The data below should be printed in full, exactly, and without any of its images.

» Dataset rows
________

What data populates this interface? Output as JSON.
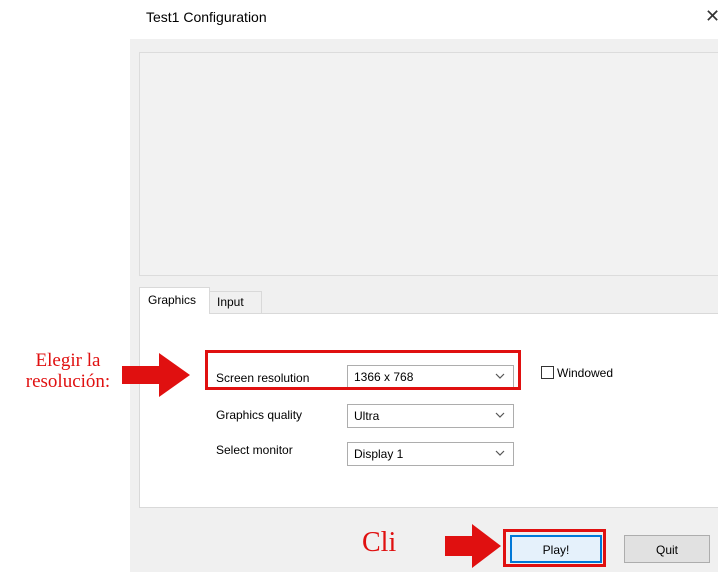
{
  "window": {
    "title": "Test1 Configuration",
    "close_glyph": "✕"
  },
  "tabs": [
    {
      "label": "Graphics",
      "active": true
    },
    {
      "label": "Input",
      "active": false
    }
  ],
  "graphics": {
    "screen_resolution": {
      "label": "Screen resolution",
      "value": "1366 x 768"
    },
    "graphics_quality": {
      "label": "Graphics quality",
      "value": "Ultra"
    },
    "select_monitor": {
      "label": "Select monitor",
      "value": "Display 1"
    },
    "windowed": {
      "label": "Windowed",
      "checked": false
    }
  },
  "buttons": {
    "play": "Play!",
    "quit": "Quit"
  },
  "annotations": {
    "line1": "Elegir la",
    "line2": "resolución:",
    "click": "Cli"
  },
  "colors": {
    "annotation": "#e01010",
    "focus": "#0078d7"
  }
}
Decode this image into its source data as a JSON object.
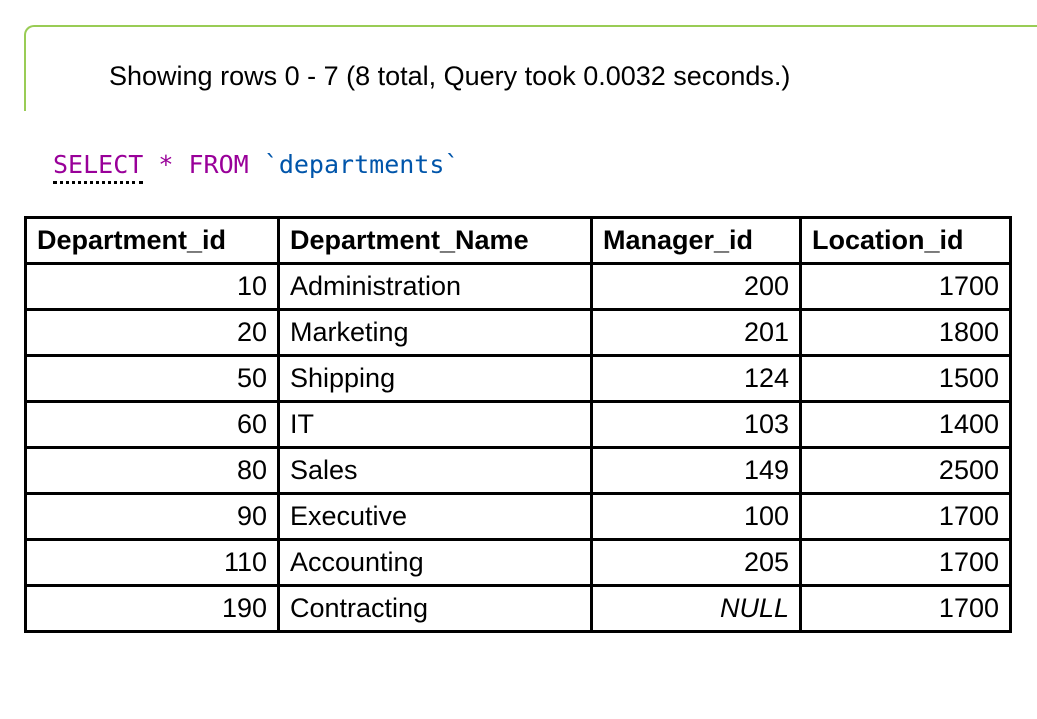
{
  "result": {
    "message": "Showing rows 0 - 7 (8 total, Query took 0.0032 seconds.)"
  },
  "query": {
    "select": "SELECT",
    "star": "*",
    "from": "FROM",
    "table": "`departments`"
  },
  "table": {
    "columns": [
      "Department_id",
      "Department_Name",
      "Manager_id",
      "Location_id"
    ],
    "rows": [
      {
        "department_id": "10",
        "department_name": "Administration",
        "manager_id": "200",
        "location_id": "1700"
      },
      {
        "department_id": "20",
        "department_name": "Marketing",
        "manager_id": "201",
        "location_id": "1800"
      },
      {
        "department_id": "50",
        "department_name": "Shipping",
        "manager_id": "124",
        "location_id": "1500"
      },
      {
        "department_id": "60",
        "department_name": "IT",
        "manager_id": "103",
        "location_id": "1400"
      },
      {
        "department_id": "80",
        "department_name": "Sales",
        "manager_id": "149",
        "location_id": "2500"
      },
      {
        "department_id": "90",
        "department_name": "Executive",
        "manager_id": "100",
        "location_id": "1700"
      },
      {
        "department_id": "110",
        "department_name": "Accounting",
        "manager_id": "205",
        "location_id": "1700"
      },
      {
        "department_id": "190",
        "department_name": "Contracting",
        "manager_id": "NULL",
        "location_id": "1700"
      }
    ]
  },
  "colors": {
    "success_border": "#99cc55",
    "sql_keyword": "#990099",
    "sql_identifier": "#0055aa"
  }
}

________

» Final result
What data populates this interface? Output as JSON.
{
  "window": {
    "title": "Test1 Configuration",
    "close_glyph": "✕"
  },
  "tabs": [
    {
      "label": "Graphics",
      "active": true
    },
    {
      "label": "Input",
      "active": false
    }
  ],
  "graphics": {
    "screen_resolution": {
      "label": "Screen resolution",
      "value": "1366 x 768"
    },
    "graphics_quality": {
      "label": "Graphics quality",
      "value": "Ultra"
    },
    "select_monitor": {
      "label": "Select monitor",
      "value": "Display 1"
    },
    "windowed": {
      "label": "Windowed",
      "checked": false
    }
  },
  "buttons": {
    "play": "Play!",
    "quit": "Quit"
  },
  "annotations": {
    "line1": "Elegir la",
    "line2": "resolución:",
    "click": "Cli"
  },
  "colors": {
    "annotation": "#e01010",
    "focus": "#0078d7"
  }
}
Decode this image into its source data as a JSON object.
{
  "result": {
    "message": "Showing rows 0 - 7 (8 total, Query took 0.0032 seconds.)"
  },
  "query": {
    "select": "SELECT",
    "star": "*",
    "from": "FROM",
    "table": "`departments`"
  },
  "table": {
    "columns": [
      "Department_id",
      "Department_Name",
      "Manager_id",
      "Location_id"
    ],
    "rows": [
      {
        "department_id": "10",
        "department_name": "Administration",
        "manager_id": "200",
        "location_id": "1700"
      },
      {
        "department_id": "20",
        "department_name": "Marketing",
        "manager_id": "201",
        "location_id": "1800"
      },
      {
        "department_id": "50",
        "department_name": "Shipping",
        "manager_id": "124",
        "location_id": "1500"
      },
      {
        "department_id": "60",
        "department_name": "IT",
        "manager_id": "103",
        "location_id": "1400"
      },
      {
        "department_id": "80",
        "department_name": "Sales",
        "manager_id": "149",
        "location_id": "2500"
      },
      {
        "department_id": "90",
        "department_name": "Executive",
        "manager_id": "100",
        "location_id": "1700"
      },
      {
        "department_id": "110",
        "department_name": "Accounting",
        "manager_id": "205",
        "location_id": "1700"
      },
      {
        "department_id": "190",
        "department_name": "Contracting",
        "manager_id": "NULL",
        "location_id": "1700"
      }
    ]
  },
  "colors": {
    "success_border": "#99cc55",
    "sql_keyword": "#990099",
    "sql_identifier": "#0055aa"
  }
}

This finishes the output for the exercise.